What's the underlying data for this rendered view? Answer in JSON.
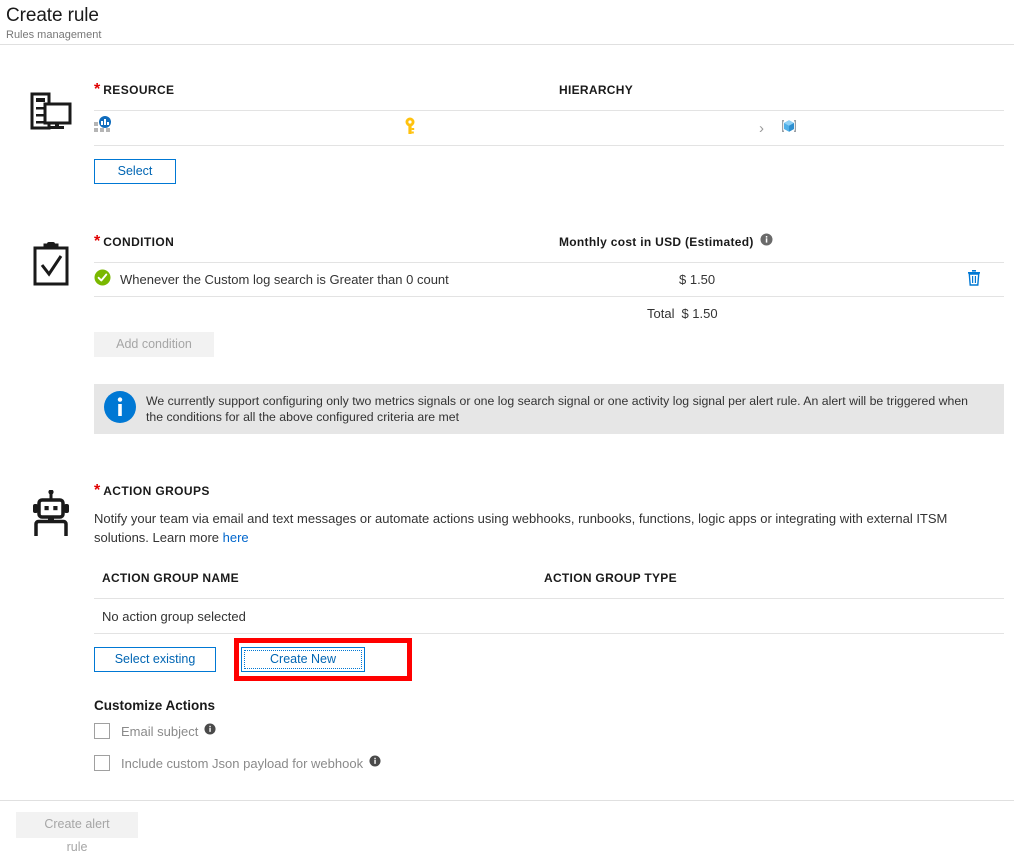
{
  "header": {
    "title": "Create rule",
    "subtitle": "Rules management"
  },
  "resource": {
    "icon": "server-monitor-icon",
    "required_marker": "*",
    "label": "RESOURCE",
    "hierarchy_label": "HIERARCHY",
    "row": {
      "resource_icon": "metrics-chart-icon",
      "resource_name": "",
      "subscription_icon": "key-icon",
      "subscription_name": "",
      "separator": "›",
      "resource_group_icon": "resource-group-cube-icon",
      "resource_group_name": ""
    },
    "select_button": "Select"
  },
  "condition": {
    "icon": "clipboard-check-icon",
    "required_marker": "*",
    "label": "CONDITION",
    "cost_column_header": "Monthly cost in USD (Estimated)",
    "cost_info_icon": "info-icon",
    "rows": [
      {
        "status_icon": "success-check-icon",
        "text": "Whenever the Custom log search is Greater than 0 count",
        "cost": "$ 1.50",
        "delete_icon": "trash-icon"
      }
    ],
    "total_label": "Total",
    "total_value": "$ 1.50",
    "add_condition_button": "Add condition",
    "add_condition_disabled": true,
    "banner": {
      "icon": "info-icon",
      "text": "We currently support configuring only two metrics signals or one log search signal or one activity log signal per alert rule. An alert will be triggered when the conditions for all the above configured criteria are met"
    }
  },
  "action_groups": {
    "icon": "robot-icon",
    "required_marker": "*",
    "label": "ACTION GROUPS",
    "description": "Notify your team via email and text messages or automate actions using webhooks, runbooks, functions, logic apps or integrating with external ITSM solutions.",
    "learn_more_prefix": "Learn more ",
    "learn_more_link": "here",
    "columns": {
      "name": "ACTION GROUP NAME",
      "type": "ACTION GROUP TYPE"
    },
    "empty_text": "No action group selected",
    "select_existing_button": "Select existing",
    "create_new_button": "Create New",
    "customize": {
      "title": "Customize Actions",
      "items": [
        {
          "label": "Email subject",
          "checked": false,
          "info_icon": "info-icon"
        },
        {
          "label": "Include custom Json payload for webhook",
          "checked": false,
          "info_icon": "info-icon"
        }
      ]
    }
  },
  "footer": {
    "create_button": "Create alert rule",
    "create_button_disabled": true
  },
  "annotation": {
    "type": "highlight-rectangle",
    "color": "#ff0000",
    "target": "create-new-button"
  },
  "colors": {
    "accent_blue": "#0078d4",
    "link_blue": "#0066cc",
    "required_red": "#e00000",
    "annotation_red": "#ff0000",
    "success_green": "#7ab800",
    "key_yellow": "#ffc20e",
    "banner_gray": "#e6e6e6"
  }
}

Work to do -
Copy all the data exactly as written, but skip any picture.

Output -
What's the underlying data for this rendered view? Answer in JSON.
{
  "header": {
    "title": "Create rule",
    "subtitle": "Rules management"
  },
  "resource": {
    "icon": "server-monitor-icon",
    "required_marker": "*",
    "label": "RESOURCE",
    "hierarchy_label": "HIERARCHY",
    "row": {
      "resource_icon": "metrics-chart-icon",
      "resource_name": "",
      "subscription_icon": "key-icon",
      "subscription_name": "",
      "separator": "›",
      "resource_group_icon": "resource-group-cube-icon",
      "resource_group_name": ""
    },
    "select_button": "Select"
  },
  "condition": {
    "icon": "clipboard-check-icon",
    "required_marker": "*",
    "label": "CONDITION",
    "cost_column_header": "Monthly cost in USD (Estimated)",
    "cost_info_icon": "info-icon",
    "rows": [
      {
        "status_icon": "success-check-icon",
        "text": "Whenever the Custom log search is Greater than 0 count",
        "cost": "$ 1.50",
        "delete_icon": "trash-icon"
      }
    ],
    "total_label": "Total",
    "total_value": "$ 1.50",
    "add_condition_button": "Add condition",
    "add_condition_disabled": true,
    "banner": {
      "icon": "info-icon",
      "text": "We currently support configuring only two metrics signals or one log search signal or one activity log signal per alert rule. An alert will be triggered when the conditions for all the above configured criteria are met"
    }
  },
  "action_groups": {
    "icon": "robot-icon",
    "required_marker": "*",
    "label": "ACTION GROUPS",
    "description": "Notify your team via email and text messages or automate actions using webhooks, runbooks, functions, logic apps or integrating with external ITSM solutions.",
    "learn_more_prefix": "Learn more ",
    "learn_more_link": "here",
    "columns": {
      "name": "ACTION GROUP NAME",
      "type": "ACTION GROUP TYPE"
    },
    "empty_text": "No action group selected",
    "select_existing_button": "Select existing",
    "create_new_button": "Create New",
    "customize": {
      "title": "Customize Actions",
      "items": [
        {
          "label": "Email subject",
          "checked": false,
          "info_icon": "info-icon"
        },
        {
          "label": "Include custom Json payload for webhook",
          "checked": false,
          "info_icon": "info-icon"
        }
      ]
    }
  },
  "footer": {
    "create_button": "Create alert rule",
    "create_button_disabled": true
  },
  "annotation": {
    "type": "highlight-rectangle",
    "color": "#ff0000",
    "target": "create-new-button"
  },
  "colors": {
    "accent_blue": "#0078d4",
    "link_blue": "#0066cc",
    "required_red": "#e00000",
    "annotation_red": "#ff0000",
    "success_green": "#7ab800",
    "key_yellow": "#ffc20e",
    "banner_gray": "#e6e6e6"
  }
}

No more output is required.